**Source document**
-------

But they are making progress! Every couple of weeks, someone adds a couple of new dimensions, to improve the model.
I think we should just cut to the chase scene, and decide that we are living in an Abstract Hilbert Space of infinite dimensions, and be down with it.
Re:Only if you Exclude Technological Limits (Score:5, Interesting)
The problem is that its equations are quite elegant and simple -- because its goal was to unify the fundamental forces... and by doing so, created so many variables, functions, and possibilities, you can describe just about any universe that might exist. Each particle exists in 11 dimensions with varying degrees of freedom -- and we have few hints at the shapes of those hidden dimensions. Pinning it down to our universe is hard -- really hard. Like 10 ^ 99 possibilities hard. And, there's still the possibility that it's wrong, but there are a very long list of possibilities to go through before they can figure that out. Even if they find one that matches perfectly, just because the math agrees doesn't mean it says anything about how the universe really works -- just that the math works.
But, say you want to describe fundamental forces -- easy... the equations for light, gravity, strong force, and weak force look identical in string theory except for a function tacked on the end -- same for particles and their properties. (Also, as the energy level reaches a certain point, the forces converge towards a point where they are all equal.... as if they are all aspects of the same force that split into different dimensions.)
The same sort of thing was done to predict the Higgs. Equations were written as if all particles were massless plus some function based on interaction with the Higgs. Without the Higgs, the equations were ugly and none of the equations for the particles looked alike, but factor in the Higgs, and they all fall beautifully into place as identical plus some Higgs function. So much was based on this math, that it was understood that it HAD to be right -- years before the particle from the field was discovered.

-------

**Material for the task**
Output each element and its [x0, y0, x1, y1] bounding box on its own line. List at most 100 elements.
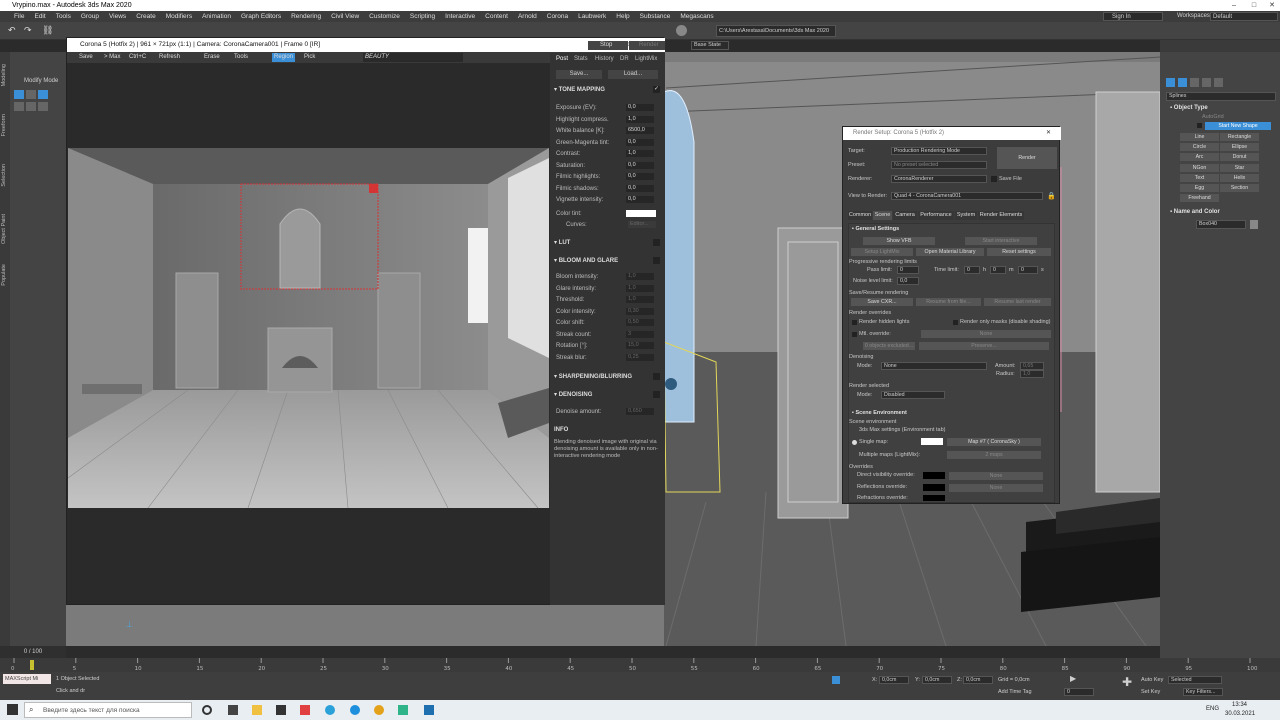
time-minutes-field[interactable]: 0	[990, 266, 1006, 274]
vfb-toolbar-button[interactable]: Tools	[232, 53, 250, 62]
current-frame-field[interactable]: 0	[1064, 688, 1094, 696]
menu-item[interactable]: Civil View	[331, 13, 359, 20]
taskbar-search-box[interactable]: ⌕ Введите здесь текст для поиска	[24, 702, 192, 718]
maximize-icon[interactable]: □	[1246, 0, 1262, 11]
menu-item[interactable]: Rendering	[291, 13, 321, 20]
file-explorer-icon[interactable]	[252, 705, 262, 715]
menu-item[interactable]: Group	[81, 13, 99, 20]
denoise-amount-rs-field[interactable]: 0,65	[1020, 362, 1044, 370]
param-field[interactable]: 1,0	[626, 284, 654, 292]
object-type-button[interactable]: Star	[1220, 163, 1259, 172]
object-type-button[interactable]: Ellipse	[1220, 143, 1259, 152]
menu-item[interactable]: Tools	[56, 13, 71, 20]
lights-icon[interactable]	[1190, 78, 1199, 87]
param-field[interactable]: 0,30	[626, 307, 654, 315]
base-state-dropdown[interactable]: Base State	[691, 41, 729, 50]
object-type-button[interactable]: Section	[1220, 184, 1259, 192]
vfb-toolbar-button[interactable]: > Max	[102, 53, 123, 62]
environment-map-button[interactable]: Map #7 ( CoronaSky )	[947, 438, 1041, 446]
param-field[interactable]: 15,0	[626, 342, 654, 349]
select-element-icon[interactable]	[26, 102, 36, 111]
target-dropdown[interactable]: Production Rendering Mode	[891, 147, 987, 155]
name-color-header[interactable]: ▪ Name and Color	[1170, 209, 1220, 215]
render-setup-tab[interactable]: System	[955, 211, 977, 220]
menu-item[interactable]: File	[14, 13, 24, 20]
save-cxr-button[interactable]: Save CXR...	[851, 298, 913, 306]
param-field[interactable]: 1,0	[626, 296, 654, 303]
denoise-amount-field[interactable]: 0,650	[626, 408, 654, 415]
render-selected-dropdown[interactable]: Disabled	[881, 391, 945, 399]
object-type-button[interactable]: Freehand	[1180, 194, 1219, 203]
param-field[interactable]: 3	[626, 330, 654, 338]
object-type-button[interactable]: NGon	[1180, 163, 1219, 172]
single-map-color-swatch[interactable]	[921, 438, 943, 445]
reflections-swatch[interactable]	[923, 484, 945, 491]
menu-item[interactable]: Content	[485, 13, 508, 20]
menu-item[interactable]: Modifiers	[166, 13, 192, 20]
vfb-toolbar-button[interactable]: Erase	[202, 53, 222, 62]
vfb-save-button[interactable]: Save...	[556, 70, 602, 79]
render-setup-tab[interactable]: Performance	[918, 211, 954, 220]
key-filters-button[interactable]: Key Filters...	[1183, 688, 1223, 696]
param-field[interactable]: 0,0	[626, 184, 654, 192]
menu-item[interactable]: Interactive	[445, 13, 475, 20]
direct-visibility-map-button[interactable]: None	[949, 472, 1043, 480]
noise-limit-field[interactable]: 0,0	[897, 277, 919, 285]
menu-item[interactable]: Scripting	[410, 13, 435, 20]
param-field[interactable]: 1,0	[626, 115, 654, 123]
preset-dropdown[interactable]: No preset selected	[891, 161, 987, 169]
vfb-tab[interactable]: History	[595, 56, 614, 62]
chrome-icon[interactable]	[374, 705, 384, 715]
object-type-button[interactable]: Egg	[1180, 184, 1219, 192]
object-color-swatch[interactable]	[1250, 220, 1258, 229]
corona-vfb-window[interactable]: Corona 5 (Hotfix 2) | 961 × 721px (1:1) …	[66, 37, 665, 605]
vfb-tab[interactable]: Stats	[574, 56, 588, 62]
tone-mapping-header[interactable]: ▾ TONE MAPPING	[554, 86, 605, 93]
setup-lightmix-button[interactable]: Setup LightMix	[851, 248, 913, 256]
select-vertex-icon[interactable]	[26, 90, 36, 99]
param-field[interactable]: 0,0	[626, 138, 654, 146]
param-field[interactable]: 0,0	[626, 104, 654, 111]
undo-icon[interactable]: ↶	[8, 25, 19, 36]
set-key-button[interactable]: Set Key	[1141, 689, 1160, 695]
mtl-override-checkbox[interactable]	[852, 332, 857, 337]
color-tint-swatch[interactable]	[626, 210, 656, 217]
show-vfb-button[interactable]: Show VFB	[863, 237, 935, 245]
time-seconds-field[interactable]: 0	[1018, 266, 1038, 274]
select-face-icon[interactable]	[14, 102, 24, 111]
lut-checkbox[interactable]	[653, 239, 660, 246]
scene-environment-header[interactable]: ▪ Scene Environment	[852, 410, 907, 416]
sharpening-header[interactable]: ▾ SHARPENING/BLURRING	[554, 373, 632, 380]
3dsmax-taskbar-icon[interactable]	[424, 705, 434, 715]
start-interactive-button[interactable]: Start interactive	[965, 237, 1037, 245]
auto-key-button[interactable]: Auto Key	[1141, 677, 1163, 683]
maxscript-taskbar-icon[interactable]	[398, 705, 408, 715]
bloom-header[interactable]: ▾ BLOOM AND GLARE	[554, 257, 618, 264]
object-type-button[interactable]: Helix	[1220, 173, 1259, 182]
resume-last-button[interactable]: Resume last render	[984, 298, 1051, 306]
vfb-toolbar-button[interactable]: Pick	[302, 53, 317, 62]
task-view-icon[interactable]	[228, 705, 238, 715]
render-teapot-icon[interactable]	[676, 25, 687, 36]
denoising-checkbox[interactable]	[653, 391, 660, 398]
pass-limit-field[interactable]: 0	[897, 266, 919, 274]
denoising-header[interactable]: ▾ DENOISING	[554, 391, 592, 398]
resume-from-file-button[interactable]: Resume from file...	[916, 298, 981, 306]
render-setup-close-icon[interactable]: ✕	[1046, 127, 1051, 140]
lut-header[interactable]: ▾ LUT	[554, 239, 570, 246]
object-type-button[interactable]: Circle	[1180, 143, 1219, 152]
select-border-icon[interactable]	[38, 102, 48, 111]
geometry-icon[interactable]	[1166, 78, 1175, 87]
vfb-tab[interactable]: DR	[620, 56, 629, 62]
render-setup-tab[interactable]: Common	[848, 211, 872, 220]
object-name-field[interactable]: Box040	[1196, 220, 1246, 229]
ribbon-tab[interactable]: Freeform	[1, 114, 7, 136]
vfb-tab[interactable]: LightMix	[635, 56, 657, 62]
key-set-dropdown[interactable]: Selected	[1168, 676, 1222, 684]
autogrid-label[interactable]: AutoGrid	[1202, 114, 1224, 120]
reset-settings-button[interactable]: Reset settings	[987, 248, 1051, 256]
max-settings-radio-label[interactable]: 3ds Max settings (Environment tab)	[859, 427, 946, 433]
ribbon-tab[interactable]: Populate	[1, 264, 7, 286]
edit-poly-icon[interactable]	[14, 90, 24, 99]
vfb-toolbar-button[interactable]: Ctrl+C	[127, 53, 148, 62]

-------

**Requirements**
1. Quote the passage on string theory, everything from "The problem is" down to "the math works.".
2. Rewrite everything in the records from the line containing "266, 1006, 274]" down to the line containing "13, 359, 20]", both lines included, with "Tools" replaced by "Utilities" and nothing else changed. Give only those lines.

**Answer list**
1.
The problem is that its equations are quite elegant and simple -- because its goal was to unify the fundamental forces... and by doing so, created so many variables, functions, and possibilities, you can describe just about any universe that might exist. Each particle exists in 11 dimensions with varying degrees of freedom -- and we have few hints at the shapes of those hidden dimensions. Pinning it down to our universe is hard -- really hard. Like 10 ^ 99 possibilities hard. And, there's still the possibility that it's wrong, but there are a very long list of possibilities to go through before they can figure that out. Even if they find one that matches perfectly, just because the math agrees doesn't mean it says anything about how the universe really works -- just that the math works.

2.
time-minutes-field[interactable]: 0	[990, 266, 1006, 274]
vfb-toolbar-button[interactable]: Utilities	[232, 53, 250, 62]
current-frame-field[interactable]: 0	[1064, 688, 1094, 696]
menu-item[interactable]: Civil View	[331, 13, 359, 20]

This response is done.